[Stored data entries]
══════════════════════════════

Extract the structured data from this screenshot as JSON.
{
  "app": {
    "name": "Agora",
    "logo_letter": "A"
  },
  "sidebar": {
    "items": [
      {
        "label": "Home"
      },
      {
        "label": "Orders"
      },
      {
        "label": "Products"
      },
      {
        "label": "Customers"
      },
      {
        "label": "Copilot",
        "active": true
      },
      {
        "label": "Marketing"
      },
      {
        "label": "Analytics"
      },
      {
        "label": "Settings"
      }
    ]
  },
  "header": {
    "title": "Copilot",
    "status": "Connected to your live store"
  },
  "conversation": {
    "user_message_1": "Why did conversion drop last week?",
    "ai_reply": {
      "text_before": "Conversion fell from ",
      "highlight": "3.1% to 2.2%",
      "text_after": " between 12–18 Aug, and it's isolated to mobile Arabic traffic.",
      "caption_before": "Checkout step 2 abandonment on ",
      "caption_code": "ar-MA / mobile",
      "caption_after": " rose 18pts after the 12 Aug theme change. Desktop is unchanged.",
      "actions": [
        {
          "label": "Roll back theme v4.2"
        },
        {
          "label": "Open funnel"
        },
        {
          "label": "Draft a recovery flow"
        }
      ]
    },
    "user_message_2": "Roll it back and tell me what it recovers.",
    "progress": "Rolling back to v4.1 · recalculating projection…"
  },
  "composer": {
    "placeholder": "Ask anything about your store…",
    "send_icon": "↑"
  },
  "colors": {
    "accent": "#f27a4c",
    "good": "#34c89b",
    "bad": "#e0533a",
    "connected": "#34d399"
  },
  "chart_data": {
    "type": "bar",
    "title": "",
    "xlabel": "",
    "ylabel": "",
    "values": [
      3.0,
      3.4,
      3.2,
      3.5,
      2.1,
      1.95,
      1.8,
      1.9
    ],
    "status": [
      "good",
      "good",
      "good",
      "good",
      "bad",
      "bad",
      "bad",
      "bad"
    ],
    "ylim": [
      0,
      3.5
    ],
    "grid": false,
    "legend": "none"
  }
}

══════════════════════════════

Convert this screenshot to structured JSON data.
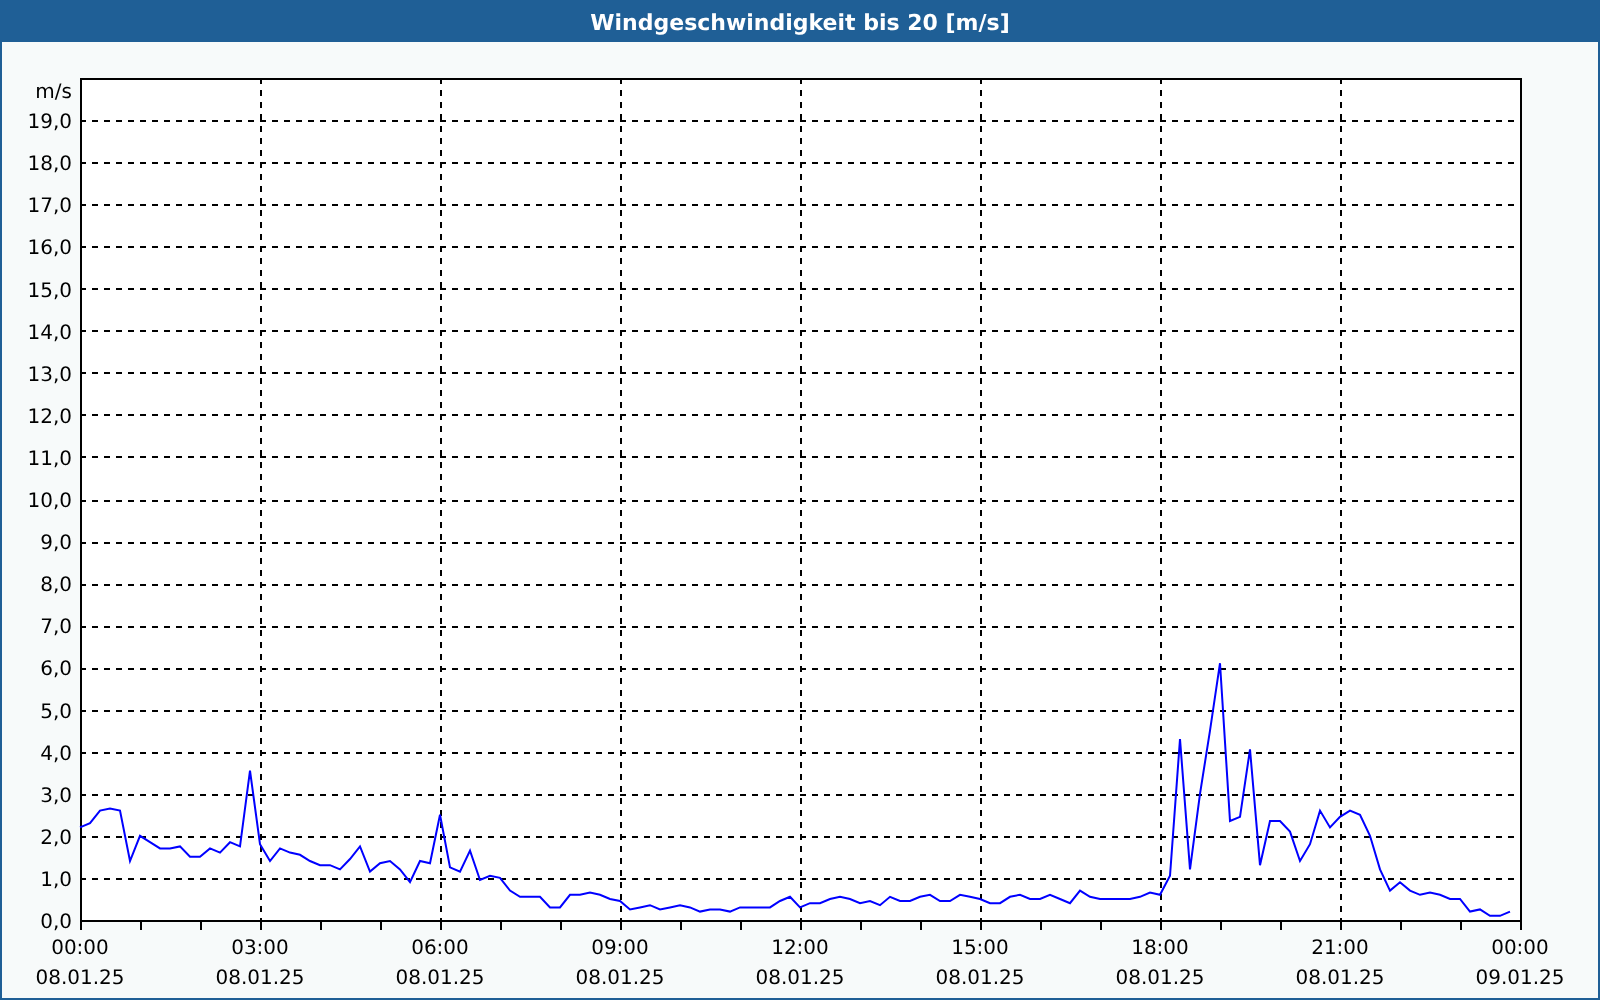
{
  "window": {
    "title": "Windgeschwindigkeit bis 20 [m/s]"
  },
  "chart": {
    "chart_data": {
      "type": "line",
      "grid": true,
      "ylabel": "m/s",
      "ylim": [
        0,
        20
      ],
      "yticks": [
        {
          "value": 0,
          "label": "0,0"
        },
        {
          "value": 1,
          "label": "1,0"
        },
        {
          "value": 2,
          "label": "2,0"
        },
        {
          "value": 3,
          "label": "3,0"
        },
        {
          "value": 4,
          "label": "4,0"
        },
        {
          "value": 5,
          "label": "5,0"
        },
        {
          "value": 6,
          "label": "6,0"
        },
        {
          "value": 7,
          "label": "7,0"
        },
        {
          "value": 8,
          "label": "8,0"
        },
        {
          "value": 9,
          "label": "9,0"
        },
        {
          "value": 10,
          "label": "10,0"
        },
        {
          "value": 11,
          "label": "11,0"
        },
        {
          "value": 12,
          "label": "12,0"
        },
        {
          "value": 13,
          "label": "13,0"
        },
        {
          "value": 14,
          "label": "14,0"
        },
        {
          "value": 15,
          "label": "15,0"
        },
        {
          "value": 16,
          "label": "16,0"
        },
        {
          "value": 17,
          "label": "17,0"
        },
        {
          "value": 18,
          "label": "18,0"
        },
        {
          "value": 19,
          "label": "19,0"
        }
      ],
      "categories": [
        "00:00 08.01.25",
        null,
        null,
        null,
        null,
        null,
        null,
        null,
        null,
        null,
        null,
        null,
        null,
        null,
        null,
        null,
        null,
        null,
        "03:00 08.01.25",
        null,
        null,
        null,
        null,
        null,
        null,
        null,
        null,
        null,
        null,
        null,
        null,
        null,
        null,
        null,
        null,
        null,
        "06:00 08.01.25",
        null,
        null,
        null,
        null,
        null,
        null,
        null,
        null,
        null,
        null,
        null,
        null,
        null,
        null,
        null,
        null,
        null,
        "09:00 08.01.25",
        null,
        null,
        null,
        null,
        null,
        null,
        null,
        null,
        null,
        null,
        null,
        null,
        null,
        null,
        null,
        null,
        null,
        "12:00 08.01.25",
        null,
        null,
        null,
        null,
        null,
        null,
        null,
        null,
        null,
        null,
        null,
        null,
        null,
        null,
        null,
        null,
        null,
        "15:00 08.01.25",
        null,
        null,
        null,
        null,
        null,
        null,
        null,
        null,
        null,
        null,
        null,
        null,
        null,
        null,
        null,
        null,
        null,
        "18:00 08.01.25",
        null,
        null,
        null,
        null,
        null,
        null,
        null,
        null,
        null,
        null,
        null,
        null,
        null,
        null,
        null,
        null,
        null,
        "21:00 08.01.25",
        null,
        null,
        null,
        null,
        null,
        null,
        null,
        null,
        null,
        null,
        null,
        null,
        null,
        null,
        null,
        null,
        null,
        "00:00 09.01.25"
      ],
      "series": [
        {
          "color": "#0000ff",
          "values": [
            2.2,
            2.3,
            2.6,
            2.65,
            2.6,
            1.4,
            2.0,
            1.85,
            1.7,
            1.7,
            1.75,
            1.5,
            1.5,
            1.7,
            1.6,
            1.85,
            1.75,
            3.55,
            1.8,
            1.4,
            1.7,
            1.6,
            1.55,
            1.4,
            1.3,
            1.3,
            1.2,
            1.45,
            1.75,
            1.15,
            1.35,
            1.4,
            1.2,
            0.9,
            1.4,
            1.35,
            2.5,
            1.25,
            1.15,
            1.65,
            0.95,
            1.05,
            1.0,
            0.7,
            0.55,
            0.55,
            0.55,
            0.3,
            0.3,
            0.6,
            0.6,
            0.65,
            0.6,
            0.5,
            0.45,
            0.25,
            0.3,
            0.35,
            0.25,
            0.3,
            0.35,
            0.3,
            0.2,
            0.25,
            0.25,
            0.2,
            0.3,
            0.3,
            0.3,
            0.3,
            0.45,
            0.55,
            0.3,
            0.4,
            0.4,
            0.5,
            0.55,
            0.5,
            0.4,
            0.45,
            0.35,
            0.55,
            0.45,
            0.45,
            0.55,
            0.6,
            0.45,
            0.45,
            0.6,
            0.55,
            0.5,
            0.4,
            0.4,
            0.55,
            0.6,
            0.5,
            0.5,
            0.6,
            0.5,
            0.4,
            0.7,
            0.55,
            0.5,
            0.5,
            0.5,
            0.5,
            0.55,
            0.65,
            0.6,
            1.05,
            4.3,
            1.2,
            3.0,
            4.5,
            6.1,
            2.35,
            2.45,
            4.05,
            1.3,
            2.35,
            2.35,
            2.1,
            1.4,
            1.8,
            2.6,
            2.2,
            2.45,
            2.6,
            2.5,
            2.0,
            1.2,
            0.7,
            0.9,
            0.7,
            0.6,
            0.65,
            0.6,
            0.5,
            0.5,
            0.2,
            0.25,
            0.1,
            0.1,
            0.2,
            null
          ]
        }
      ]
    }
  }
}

══════════════════════════════

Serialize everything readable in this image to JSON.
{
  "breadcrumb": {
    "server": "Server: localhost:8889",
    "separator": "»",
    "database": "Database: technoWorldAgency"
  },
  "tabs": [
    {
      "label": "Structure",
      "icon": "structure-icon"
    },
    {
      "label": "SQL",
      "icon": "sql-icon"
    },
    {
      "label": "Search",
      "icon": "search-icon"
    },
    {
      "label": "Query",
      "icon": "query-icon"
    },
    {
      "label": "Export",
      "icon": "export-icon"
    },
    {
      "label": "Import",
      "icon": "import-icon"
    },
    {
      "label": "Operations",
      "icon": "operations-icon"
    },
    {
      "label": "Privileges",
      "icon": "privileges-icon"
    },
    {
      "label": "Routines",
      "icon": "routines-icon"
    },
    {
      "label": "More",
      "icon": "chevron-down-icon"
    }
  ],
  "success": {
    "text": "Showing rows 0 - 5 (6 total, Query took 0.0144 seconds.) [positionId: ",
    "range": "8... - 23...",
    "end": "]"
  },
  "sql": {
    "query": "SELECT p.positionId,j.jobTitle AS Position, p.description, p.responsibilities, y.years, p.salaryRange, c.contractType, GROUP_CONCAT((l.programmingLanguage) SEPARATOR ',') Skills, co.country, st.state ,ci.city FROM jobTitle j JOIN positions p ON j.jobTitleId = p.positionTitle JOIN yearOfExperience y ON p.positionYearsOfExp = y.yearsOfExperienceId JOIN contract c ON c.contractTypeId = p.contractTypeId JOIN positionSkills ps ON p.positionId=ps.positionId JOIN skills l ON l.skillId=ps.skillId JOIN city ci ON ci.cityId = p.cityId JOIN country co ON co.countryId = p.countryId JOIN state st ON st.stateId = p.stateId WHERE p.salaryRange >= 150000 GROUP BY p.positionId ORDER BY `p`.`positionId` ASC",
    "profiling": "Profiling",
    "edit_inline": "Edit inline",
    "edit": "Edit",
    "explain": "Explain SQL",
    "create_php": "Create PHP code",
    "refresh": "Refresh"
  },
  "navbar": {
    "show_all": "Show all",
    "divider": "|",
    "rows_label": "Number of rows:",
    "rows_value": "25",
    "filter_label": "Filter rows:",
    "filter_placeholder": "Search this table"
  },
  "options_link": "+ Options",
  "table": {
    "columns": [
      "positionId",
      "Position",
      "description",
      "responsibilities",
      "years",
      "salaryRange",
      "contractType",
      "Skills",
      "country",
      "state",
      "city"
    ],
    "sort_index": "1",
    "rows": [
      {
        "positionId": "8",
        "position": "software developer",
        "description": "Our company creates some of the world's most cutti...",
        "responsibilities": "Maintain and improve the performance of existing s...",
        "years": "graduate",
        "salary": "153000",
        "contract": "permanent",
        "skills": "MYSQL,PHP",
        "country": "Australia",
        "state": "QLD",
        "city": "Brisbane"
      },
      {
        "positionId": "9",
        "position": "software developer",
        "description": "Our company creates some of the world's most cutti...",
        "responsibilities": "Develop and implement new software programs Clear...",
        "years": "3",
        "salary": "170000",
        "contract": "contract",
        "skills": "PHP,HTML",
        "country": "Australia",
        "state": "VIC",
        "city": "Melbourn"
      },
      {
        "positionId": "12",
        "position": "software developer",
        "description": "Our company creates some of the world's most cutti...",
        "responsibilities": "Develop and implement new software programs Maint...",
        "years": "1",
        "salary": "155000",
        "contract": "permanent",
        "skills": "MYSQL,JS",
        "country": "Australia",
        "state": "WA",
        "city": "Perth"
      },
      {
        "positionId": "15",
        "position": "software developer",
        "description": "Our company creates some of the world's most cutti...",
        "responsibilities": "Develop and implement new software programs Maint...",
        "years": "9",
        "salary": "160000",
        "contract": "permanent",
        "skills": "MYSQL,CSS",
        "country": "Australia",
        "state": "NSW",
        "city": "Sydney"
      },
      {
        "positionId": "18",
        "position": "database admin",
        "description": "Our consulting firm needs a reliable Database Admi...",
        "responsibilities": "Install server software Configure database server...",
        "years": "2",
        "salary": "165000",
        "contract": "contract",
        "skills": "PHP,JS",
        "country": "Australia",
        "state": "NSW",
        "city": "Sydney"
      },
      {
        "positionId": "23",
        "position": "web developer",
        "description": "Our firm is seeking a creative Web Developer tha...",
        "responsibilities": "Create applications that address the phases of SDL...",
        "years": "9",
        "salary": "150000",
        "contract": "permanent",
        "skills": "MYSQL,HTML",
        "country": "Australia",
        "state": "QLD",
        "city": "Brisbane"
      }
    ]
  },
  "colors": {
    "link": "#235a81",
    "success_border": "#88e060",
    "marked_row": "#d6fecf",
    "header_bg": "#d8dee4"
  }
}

══════════════════════════════

Each line above that includes "mobile" counts once; state the total and nothing more.

2